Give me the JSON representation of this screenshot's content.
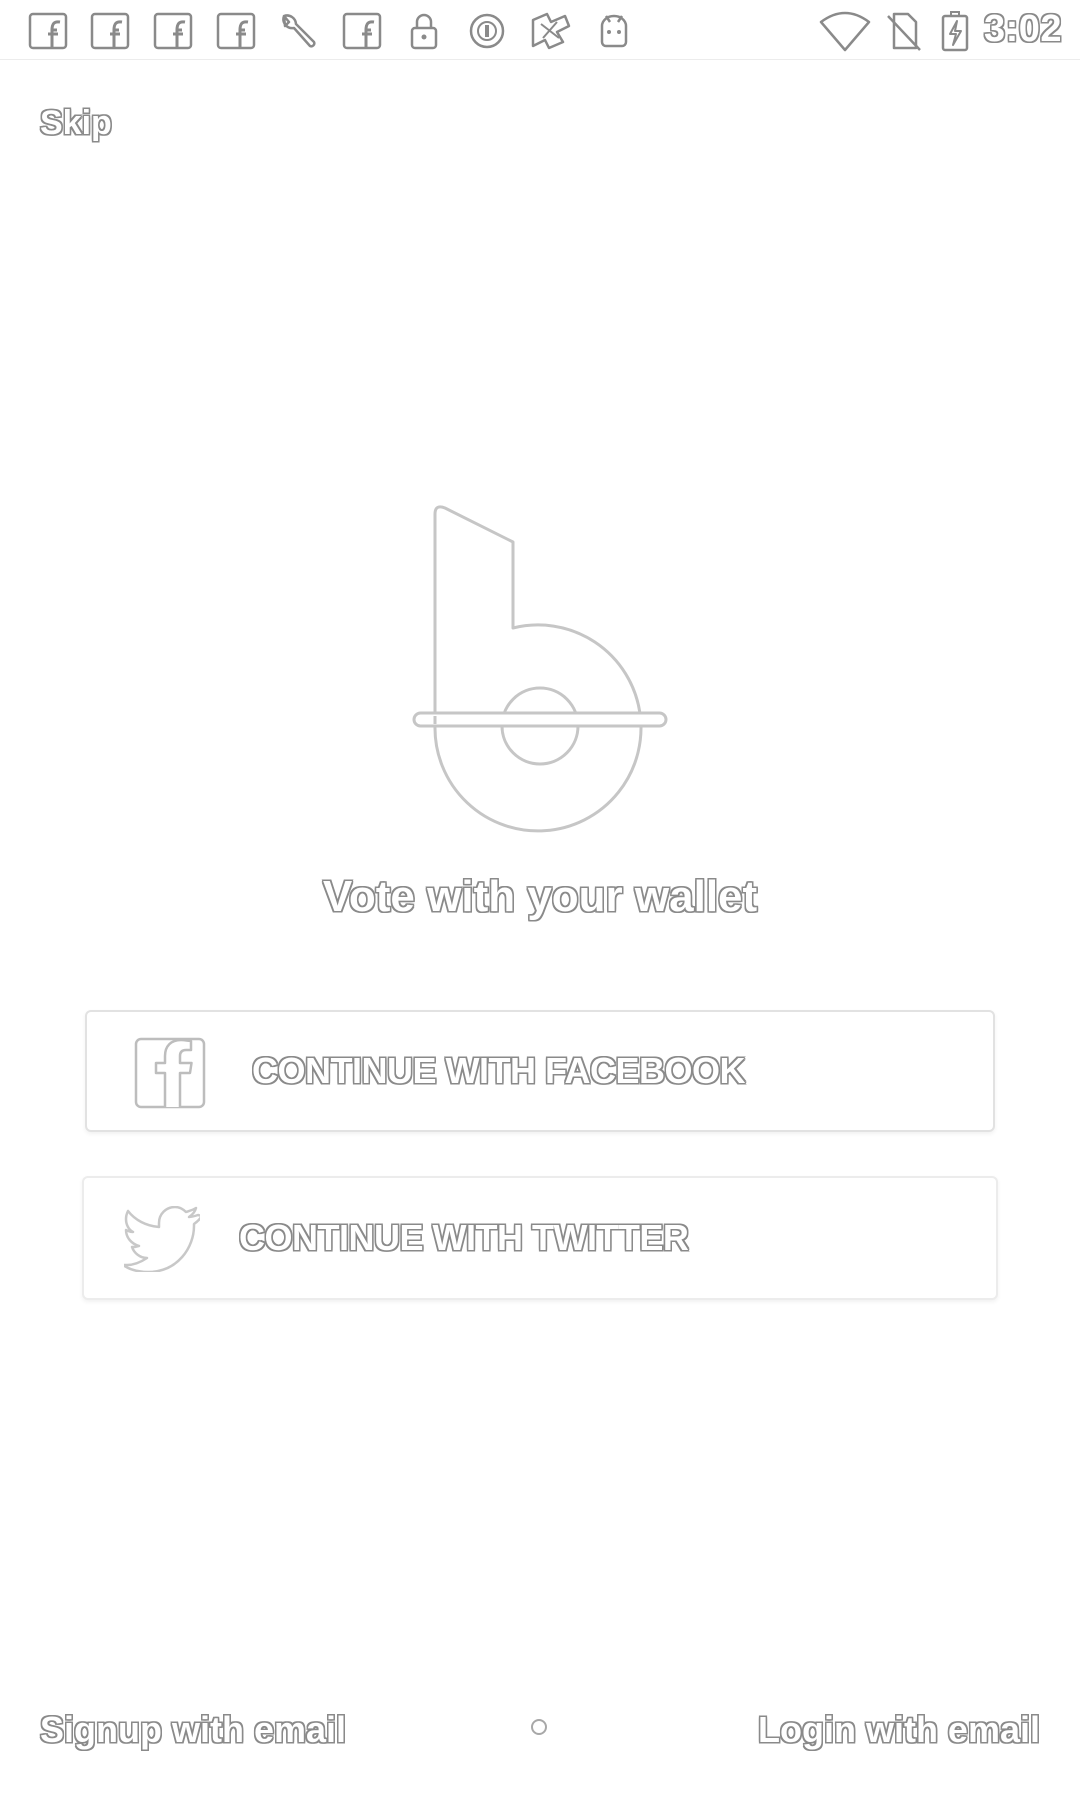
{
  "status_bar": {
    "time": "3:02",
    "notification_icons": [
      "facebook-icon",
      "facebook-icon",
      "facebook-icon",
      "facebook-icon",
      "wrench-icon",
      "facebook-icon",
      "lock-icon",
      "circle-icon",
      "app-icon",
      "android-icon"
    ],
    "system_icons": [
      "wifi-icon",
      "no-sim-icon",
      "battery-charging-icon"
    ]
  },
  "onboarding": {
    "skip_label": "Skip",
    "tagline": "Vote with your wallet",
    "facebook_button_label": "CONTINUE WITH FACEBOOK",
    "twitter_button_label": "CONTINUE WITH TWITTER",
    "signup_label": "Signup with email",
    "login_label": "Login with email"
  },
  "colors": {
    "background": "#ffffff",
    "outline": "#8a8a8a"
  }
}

• • • • •

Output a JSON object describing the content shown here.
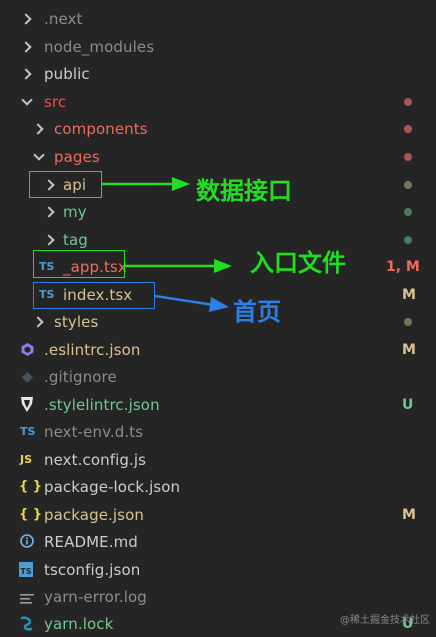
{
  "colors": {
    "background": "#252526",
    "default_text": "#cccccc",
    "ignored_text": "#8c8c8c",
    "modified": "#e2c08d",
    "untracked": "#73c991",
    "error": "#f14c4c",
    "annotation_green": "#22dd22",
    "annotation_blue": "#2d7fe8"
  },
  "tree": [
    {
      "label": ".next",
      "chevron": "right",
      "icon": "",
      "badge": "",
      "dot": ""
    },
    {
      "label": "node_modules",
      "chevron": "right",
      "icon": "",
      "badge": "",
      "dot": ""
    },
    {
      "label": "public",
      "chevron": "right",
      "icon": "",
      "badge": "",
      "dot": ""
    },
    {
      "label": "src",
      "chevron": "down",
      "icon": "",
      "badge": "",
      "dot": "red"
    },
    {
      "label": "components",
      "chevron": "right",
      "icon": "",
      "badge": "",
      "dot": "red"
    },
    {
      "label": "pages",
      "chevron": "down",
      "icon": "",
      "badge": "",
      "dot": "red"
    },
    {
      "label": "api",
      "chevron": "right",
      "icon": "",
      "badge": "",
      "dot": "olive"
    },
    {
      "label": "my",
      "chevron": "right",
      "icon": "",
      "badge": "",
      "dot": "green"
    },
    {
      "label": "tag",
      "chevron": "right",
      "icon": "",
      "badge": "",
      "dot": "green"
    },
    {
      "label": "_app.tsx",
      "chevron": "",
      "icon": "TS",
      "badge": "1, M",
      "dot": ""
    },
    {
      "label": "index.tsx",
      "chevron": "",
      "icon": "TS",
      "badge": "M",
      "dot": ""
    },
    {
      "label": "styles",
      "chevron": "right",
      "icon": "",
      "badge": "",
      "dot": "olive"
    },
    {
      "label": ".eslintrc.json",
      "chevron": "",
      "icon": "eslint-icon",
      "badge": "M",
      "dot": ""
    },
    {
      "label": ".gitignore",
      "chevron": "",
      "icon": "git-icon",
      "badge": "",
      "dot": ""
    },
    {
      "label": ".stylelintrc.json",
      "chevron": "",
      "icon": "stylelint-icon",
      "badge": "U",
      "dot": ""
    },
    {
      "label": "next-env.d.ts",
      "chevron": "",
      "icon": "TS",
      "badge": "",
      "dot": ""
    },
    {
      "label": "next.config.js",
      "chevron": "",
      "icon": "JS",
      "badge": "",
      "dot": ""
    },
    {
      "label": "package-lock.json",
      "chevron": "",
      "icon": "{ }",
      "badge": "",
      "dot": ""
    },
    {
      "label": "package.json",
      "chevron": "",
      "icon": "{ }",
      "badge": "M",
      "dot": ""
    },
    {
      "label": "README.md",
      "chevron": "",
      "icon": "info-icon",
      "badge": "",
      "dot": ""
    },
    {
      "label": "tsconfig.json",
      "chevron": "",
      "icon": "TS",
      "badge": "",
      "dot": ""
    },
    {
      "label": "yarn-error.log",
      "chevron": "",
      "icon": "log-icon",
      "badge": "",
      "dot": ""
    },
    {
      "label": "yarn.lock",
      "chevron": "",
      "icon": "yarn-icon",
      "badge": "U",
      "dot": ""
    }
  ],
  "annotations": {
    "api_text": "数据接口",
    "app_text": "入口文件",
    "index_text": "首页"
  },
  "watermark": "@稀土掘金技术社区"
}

• • • • •

Task details » Work out how many lines of the listing above include the word "next". Report only the number.

Task response » 3